-- start of GIVEN DATA --

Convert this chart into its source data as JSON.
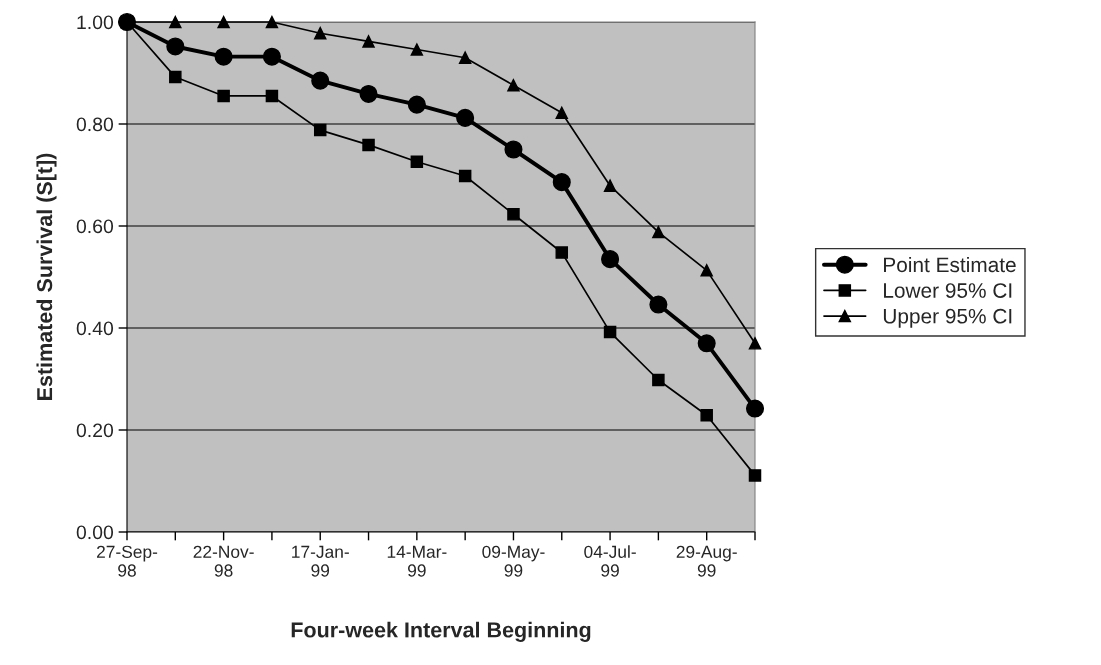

-- end of GIVEN DATA --
-- start of GIVEN DATA --

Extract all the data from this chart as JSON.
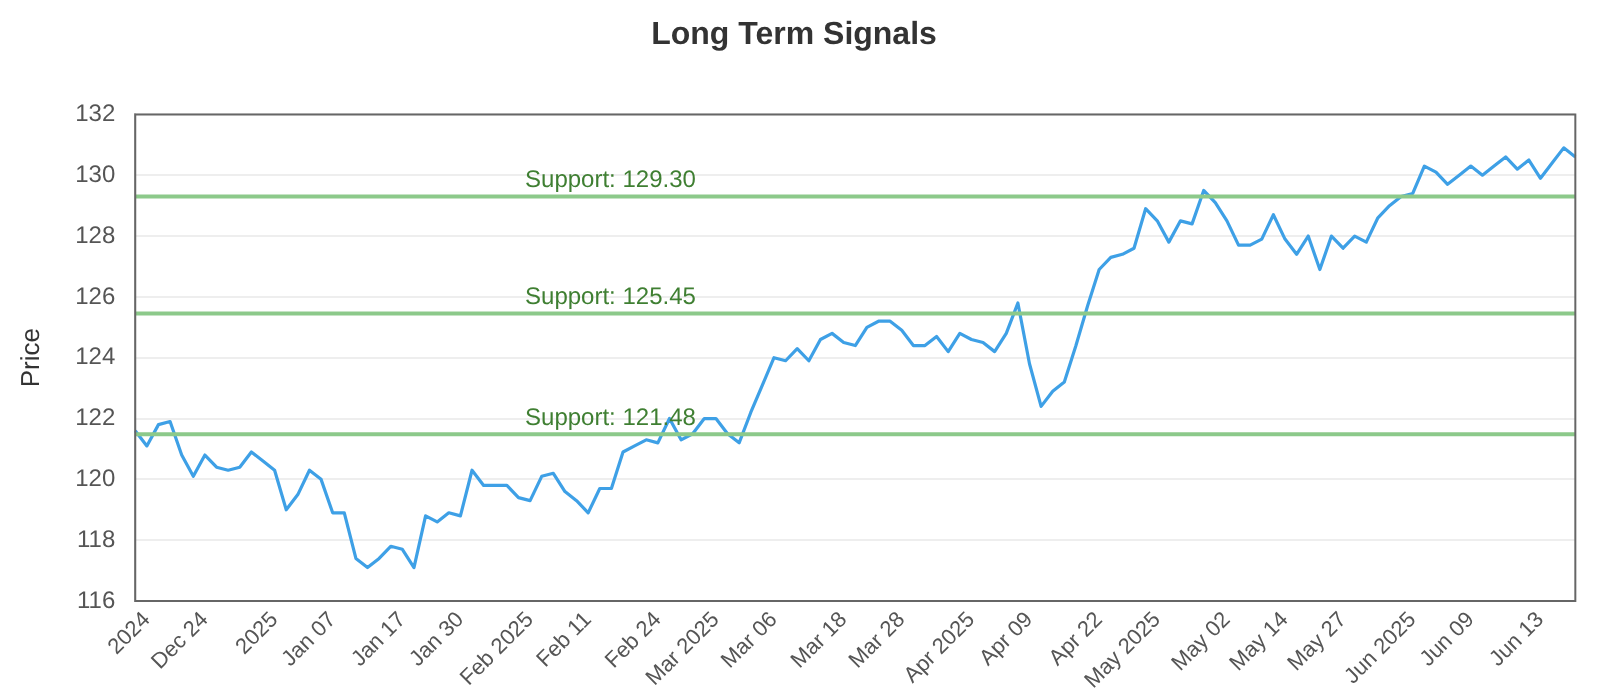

-- end of GIVEN DATA --
-- start of GIVEN DATA --

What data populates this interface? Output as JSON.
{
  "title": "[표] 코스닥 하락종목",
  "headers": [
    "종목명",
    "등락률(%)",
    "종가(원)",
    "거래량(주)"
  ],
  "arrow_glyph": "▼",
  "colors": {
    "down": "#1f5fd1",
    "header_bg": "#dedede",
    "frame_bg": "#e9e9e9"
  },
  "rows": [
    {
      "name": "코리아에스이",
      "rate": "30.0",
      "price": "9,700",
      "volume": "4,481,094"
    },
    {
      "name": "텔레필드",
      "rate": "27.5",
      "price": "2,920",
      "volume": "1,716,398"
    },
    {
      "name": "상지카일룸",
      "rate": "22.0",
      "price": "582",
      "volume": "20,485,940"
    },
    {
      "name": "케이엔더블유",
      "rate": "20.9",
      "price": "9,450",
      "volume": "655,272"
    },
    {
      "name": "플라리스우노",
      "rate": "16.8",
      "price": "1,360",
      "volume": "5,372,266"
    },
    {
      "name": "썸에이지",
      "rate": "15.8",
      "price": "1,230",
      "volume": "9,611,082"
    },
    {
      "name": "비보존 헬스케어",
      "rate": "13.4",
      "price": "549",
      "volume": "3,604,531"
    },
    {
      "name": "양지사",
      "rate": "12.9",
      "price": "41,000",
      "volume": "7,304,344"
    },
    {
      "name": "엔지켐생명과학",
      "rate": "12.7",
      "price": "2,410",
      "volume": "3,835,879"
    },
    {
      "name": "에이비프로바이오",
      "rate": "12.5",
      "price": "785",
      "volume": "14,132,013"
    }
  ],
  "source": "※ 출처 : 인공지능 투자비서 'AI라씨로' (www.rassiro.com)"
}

-- end of GIVEN DATA --

- **WHAT THE TASK ASKS**
Lines from the records above that hold "chart" are the ones to list.

- **COMPLETE RESPONSE**
Convert this chart into its source data as JSON.
Extract all the data from this chart as JSON.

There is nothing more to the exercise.